Produce an exact transcription of the listing below, omitting the pictures.
● ● ●
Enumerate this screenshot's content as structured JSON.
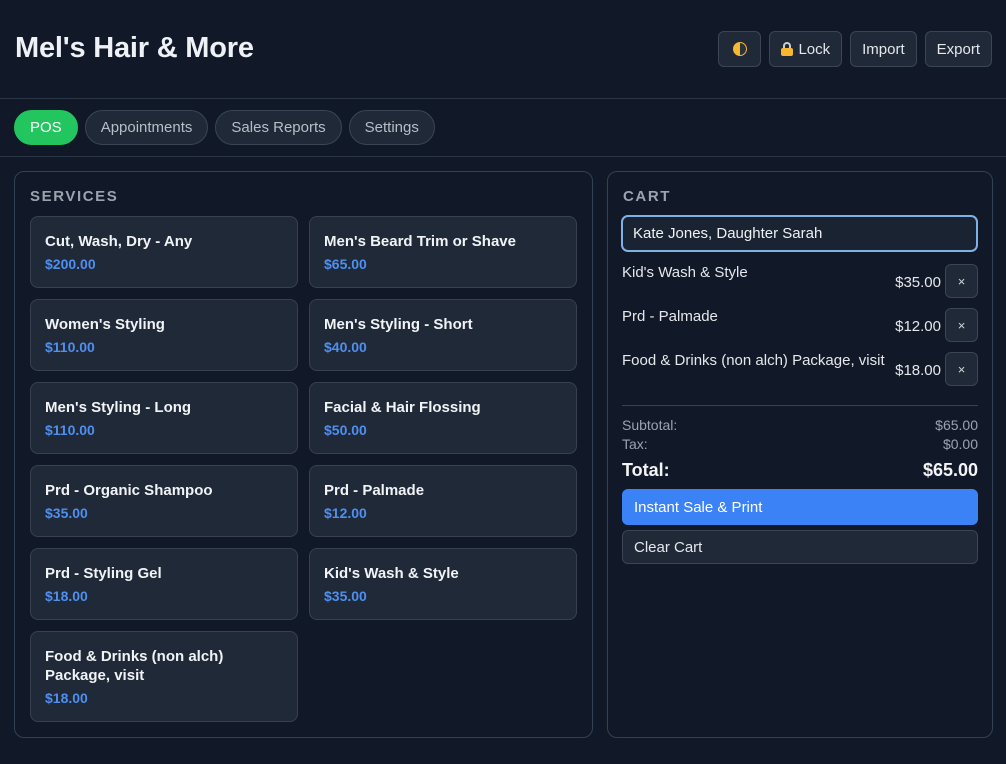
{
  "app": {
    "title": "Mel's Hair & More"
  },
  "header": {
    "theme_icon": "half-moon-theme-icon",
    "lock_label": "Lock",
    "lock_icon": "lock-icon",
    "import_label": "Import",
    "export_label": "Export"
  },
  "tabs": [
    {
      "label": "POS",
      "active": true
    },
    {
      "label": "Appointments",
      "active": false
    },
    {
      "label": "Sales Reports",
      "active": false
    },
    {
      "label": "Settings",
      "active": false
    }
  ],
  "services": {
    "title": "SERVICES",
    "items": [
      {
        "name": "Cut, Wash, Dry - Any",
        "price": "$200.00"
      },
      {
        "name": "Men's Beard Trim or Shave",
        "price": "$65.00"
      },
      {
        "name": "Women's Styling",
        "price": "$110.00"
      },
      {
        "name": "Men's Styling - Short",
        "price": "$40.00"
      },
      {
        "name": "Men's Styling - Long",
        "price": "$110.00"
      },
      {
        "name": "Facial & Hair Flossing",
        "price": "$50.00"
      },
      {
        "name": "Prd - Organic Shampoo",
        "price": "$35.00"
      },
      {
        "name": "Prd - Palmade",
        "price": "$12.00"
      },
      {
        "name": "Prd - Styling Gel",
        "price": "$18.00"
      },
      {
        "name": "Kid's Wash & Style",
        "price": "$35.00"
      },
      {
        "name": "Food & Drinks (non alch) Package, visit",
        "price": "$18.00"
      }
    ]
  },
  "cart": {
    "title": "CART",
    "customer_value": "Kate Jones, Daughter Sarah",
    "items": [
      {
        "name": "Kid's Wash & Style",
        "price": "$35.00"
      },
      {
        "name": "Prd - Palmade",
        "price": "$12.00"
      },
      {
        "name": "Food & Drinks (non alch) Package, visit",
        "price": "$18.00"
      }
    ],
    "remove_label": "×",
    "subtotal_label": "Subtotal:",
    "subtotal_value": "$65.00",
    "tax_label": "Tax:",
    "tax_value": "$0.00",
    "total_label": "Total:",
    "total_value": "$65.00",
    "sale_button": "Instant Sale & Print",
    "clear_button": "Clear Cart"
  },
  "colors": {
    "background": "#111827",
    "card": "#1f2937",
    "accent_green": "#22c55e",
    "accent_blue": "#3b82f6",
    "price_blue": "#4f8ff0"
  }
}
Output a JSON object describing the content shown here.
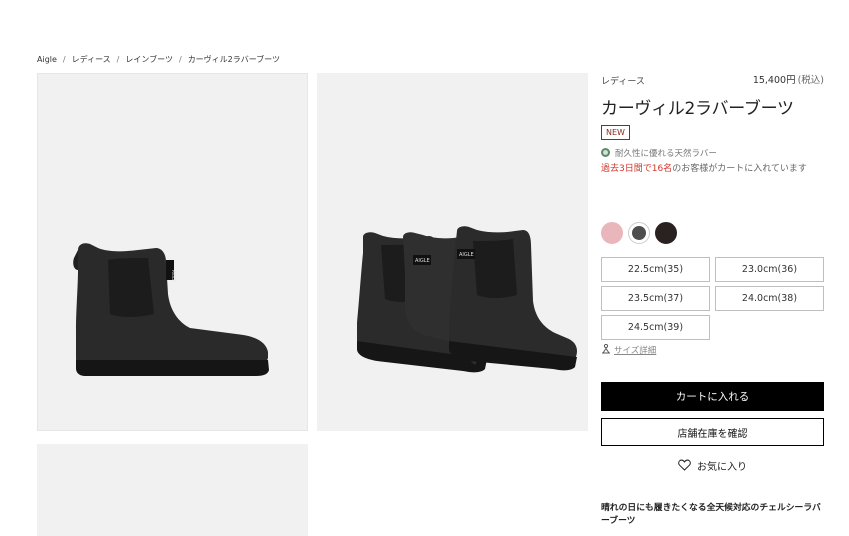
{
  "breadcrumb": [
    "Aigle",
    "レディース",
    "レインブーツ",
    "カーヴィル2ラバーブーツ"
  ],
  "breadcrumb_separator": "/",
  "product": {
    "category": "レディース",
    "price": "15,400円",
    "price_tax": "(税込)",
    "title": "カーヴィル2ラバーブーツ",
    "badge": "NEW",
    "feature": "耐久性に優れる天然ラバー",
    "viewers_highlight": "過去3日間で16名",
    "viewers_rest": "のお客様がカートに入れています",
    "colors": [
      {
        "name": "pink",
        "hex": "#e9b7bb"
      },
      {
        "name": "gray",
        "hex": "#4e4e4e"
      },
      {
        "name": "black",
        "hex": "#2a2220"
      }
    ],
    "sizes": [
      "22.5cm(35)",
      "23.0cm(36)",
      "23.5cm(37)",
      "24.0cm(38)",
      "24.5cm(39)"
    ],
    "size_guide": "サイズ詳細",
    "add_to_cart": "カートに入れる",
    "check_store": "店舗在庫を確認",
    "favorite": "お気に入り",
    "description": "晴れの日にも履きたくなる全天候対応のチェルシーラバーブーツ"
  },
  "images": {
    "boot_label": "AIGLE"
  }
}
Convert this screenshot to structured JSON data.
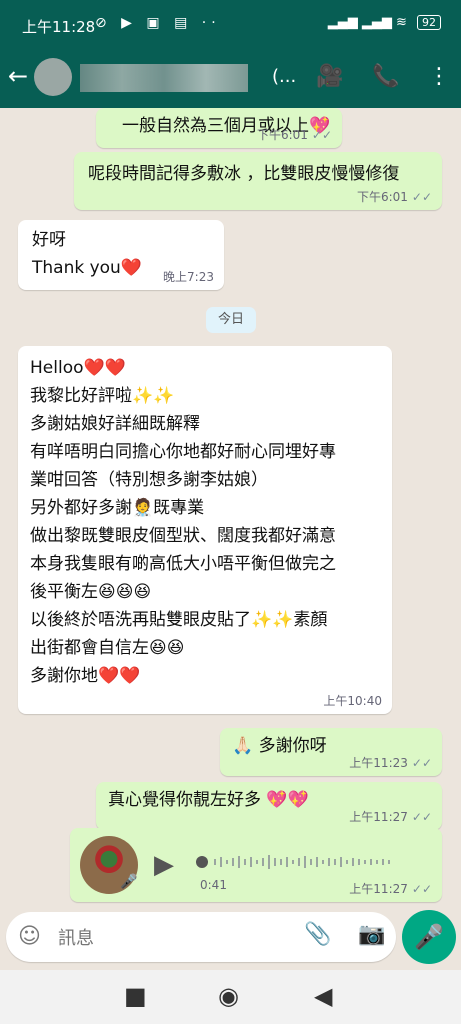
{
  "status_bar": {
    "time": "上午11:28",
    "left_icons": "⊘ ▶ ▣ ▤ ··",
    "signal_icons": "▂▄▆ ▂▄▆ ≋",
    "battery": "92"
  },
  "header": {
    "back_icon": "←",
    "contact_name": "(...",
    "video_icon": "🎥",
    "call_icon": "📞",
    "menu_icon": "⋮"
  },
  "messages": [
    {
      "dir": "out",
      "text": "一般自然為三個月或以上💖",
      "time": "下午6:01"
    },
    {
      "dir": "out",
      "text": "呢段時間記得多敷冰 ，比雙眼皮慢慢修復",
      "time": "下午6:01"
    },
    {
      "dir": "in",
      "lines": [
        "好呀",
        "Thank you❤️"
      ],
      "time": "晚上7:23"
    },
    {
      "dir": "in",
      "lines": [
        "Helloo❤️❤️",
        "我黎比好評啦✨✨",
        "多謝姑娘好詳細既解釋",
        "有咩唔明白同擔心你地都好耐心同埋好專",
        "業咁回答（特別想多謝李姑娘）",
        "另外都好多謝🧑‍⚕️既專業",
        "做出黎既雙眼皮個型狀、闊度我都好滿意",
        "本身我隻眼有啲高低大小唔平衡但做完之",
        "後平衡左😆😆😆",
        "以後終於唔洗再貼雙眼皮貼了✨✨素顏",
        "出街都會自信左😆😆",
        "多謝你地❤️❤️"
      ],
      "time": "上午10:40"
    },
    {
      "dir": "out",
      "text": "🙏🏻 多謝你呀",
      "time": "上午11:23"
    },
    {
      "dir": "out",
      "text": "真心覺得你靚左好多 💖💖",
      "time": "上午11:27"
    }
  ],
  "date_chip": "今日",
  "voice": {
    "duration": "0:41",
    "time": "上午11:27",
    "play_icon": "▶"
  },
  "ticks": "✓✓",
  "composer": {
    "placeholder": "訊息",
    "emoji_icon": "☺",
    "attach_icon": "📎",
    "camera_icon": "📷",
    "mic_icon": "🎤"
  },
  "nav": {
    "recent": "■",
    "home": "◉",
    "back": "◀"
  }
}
● ● ●
* **EXERCISE ANSWER**:
Enumerate this screenshot's content as structured JSON.
{
  "app": {
    "title": "Mel's Hair & More"
  },
  "header": {
    "theme_icon": "half-moon-theme-icon",
    "lock_label": "Lock",
    "lock_icon": "lock-icon",
    "import_label": "Import",
    "export_label": "Export"
  },
  "tabs": [
    {
      "label": "POS",
      "active": true
    },
    {
      "label": "Appointments",
      "active": false
    },
    {
      "label": "Sales Reports",
      "active": false
    },
    {
      "label": "Settings",
      "active": false
    }
  ],
  "services": {
    "title": "SERVICES",
    "items": [
      {
        "name": "Cut, Wash, Dry - Any",
        "price": "$200.00"
      },
      {
        "name": "Men's Beard Trim or Shave",
        "price": "$65.00"
      },
      {
        "name": "Women's Styling",
        "price": "$110.00"
      },
      {
        "name": "Men's Styling - Short",
        "price": "$40.00"
      },
      {
        "name": "Men's Styling - Long",
        "price": "$110.00"
      },
      {
        "name": "Facial & Hair Flossing",
        "price": "$50.00"
      },
      {
        "name": "Prd - Organic Shampoo",
        "price": "$35.00"
      },
      {
        "name": "Prd - Palmade",
        "price": "$12.00"
      },
      {
        "name": "Prd - Styling Gel",
        "price": "$18.00"
      },
      {
        "name": "Kid's Wash & Style",
        "price": "$35.00"
      },
      {
        "name": "Food & Drinks (non alch) Package, visit",
        "price": "$18.00"
      }
    ]
  },
  "cart": {
    "title": "CART",
    "customer_value": "Kate Jones, Daughter Sarah",
    "items": [
      {
        "name": "Kid's Wash & Style",
        "price": "$35.00"
      },
      {
        "name": "Prd - Palmade",
        "price": "$12.00"
      },
      {
        "name": "Food & Drinks (non alch) Package, visit",
        "price": "$18.00"
      }
    ],
    "remove_label": "×",
    "subtotal_label": "Subtotal:",
    "subtotal_value": "$65.00",
    "tax_label": "Tax:",
    "tax_value": "$0.00",
    "total_label": "Total:",
    "total_value": "$65.00",
    "sale_button": "Instant Sale & Print",
    "clear_button": "Clear Cart"
  },
  "colors": {
    "background": "#111827",
    "card": "#1f2937",
    "accent_green": "#22c55e",
    "accent_blue": "#3b82f6",
    "price_blue": "#4f8ff0"
  }
}
Output a JSON object describing the content shown here.
{
  "breadcrumb": [
    "Aigle",
    "レディース",
    "レインブーツ",
    "カーヴィル2ラバーブーツ"
  ],
  "breadcrumb_separator": "/",
  "product": {
    "category": "レディース",
    "price": "15,400円",
    "price_tax": "(税込)",
    "title": "カーヴィル2ラバーブーツ",
    "badge": "NEW",
    "feature": "耐久性に優れる天然ラバー",
    "viewers_highlight": "過去3日間で16名",
    "viewers_rest": "のお客様がカートに入れています",
    "colors": [
      {
        "name": "pink",
        "hex": "#e9b7bb"
      },
      {
        "name": "gray",
        "hex": "#4e4e4e"
      },
      {
        "name": "black",
        "hex": "#2a2220"
      }
    ],
    "sizes": [
      "22.5cm(35)",
      "23.0cm(36)",
      "23.5cm(37)",
      "24.0cm(38)",
      "24.5cm(39)"
    ],
    "size_guide": "サイズ詳細",
    "add_to_cart": "カートに入れる",
    "check_store": "店舗在庫を確認",
    "favorite": "お気に入り",
    "description": "晴れの日にも履きたくなる全天候対応のチェルシーラバーブーツ"
  },
  "images": {
    "boot_label": "AIGLE"
  }
}
Convert this screenshot to structured JSON data.
{
  "status_bar": {
    "time": "上午11:28",
    "left_icons": "⊘ ▶ ▣ ▤ ··",
    "signal_icons": "▂▄▆ ▂▄▆ ≋",
    "battery": "92"
  },
  "header": {
    "back_icon": "←",
    "contact_name": "(...",
    "video_icon": "🎥",
    "call_icon": "📞",
    "menu_icon": "⋮"
  },
  "messages": [
    {
      "dir": "out",
      "text": "一般自然為三個月或以上💖",
      "time": "下午6:01"
    },
    {
      "dir": "out",
      "text": "呢段時間記得多敷冰 ，比雙眼皮慢慢修復",
      "time": "下午6:01"
    },
    {
      "dir": "in",
      "lines": [
        "好呀",
        "Thank you❤️"
      ],
      "time": "晚上7:23"
    },
    {
      "dir": "in",
      "lines": [
        "Helloo❤️❤️",
        "我黎比好評啦✨✨",
        "多謝姑娘好詳細既解釋",
        "有咩唔明白同擔心你地都好耐心同埋好專",
        "業咁回答（特別想多謝李姑娘）",
        "另外都好多謝🧑‍⚕️既專業",
        "做出黎既雙眼皮個型狀、闊度我都好滿意",
        "本身我隻眼有啲高低大小唔平衡但做完之",
        "後平衡左😆😆😆",
        "以後終於唔洗再貼雙眼皮貼了✨✨素顏",
        "出街都會自信左😆😆",
        "多謝你地❤️❤️"
      ],
      "time": "上午10:40"
    },
    {
      "dir": "out",
      "text": "🙏🏻 多謝你呀",
      "time": "上午11:23"
    },
    {
      "dir": "out",
      "text": "真心覺得你靚左好多 💖💖",
      "time": "上午11:27"
    }
  ],
  "date_chip": "今日",
  "voice": {
    "duration": "0:41",
    "time": "上午11:27",
    "play_icon": "▶"
  },
  "ticks": "✓✓",
  "composer": {
    "placeholder": "訊息",
    "emoji_icon": "☺",
    "attach_icon": "📎",
    "camera_icon": "📷",
    "mic_icon": "🎤"
  },
  "nav": {
    "recent": "■",
    "home": "◉",
    "back": "◀"
  }
}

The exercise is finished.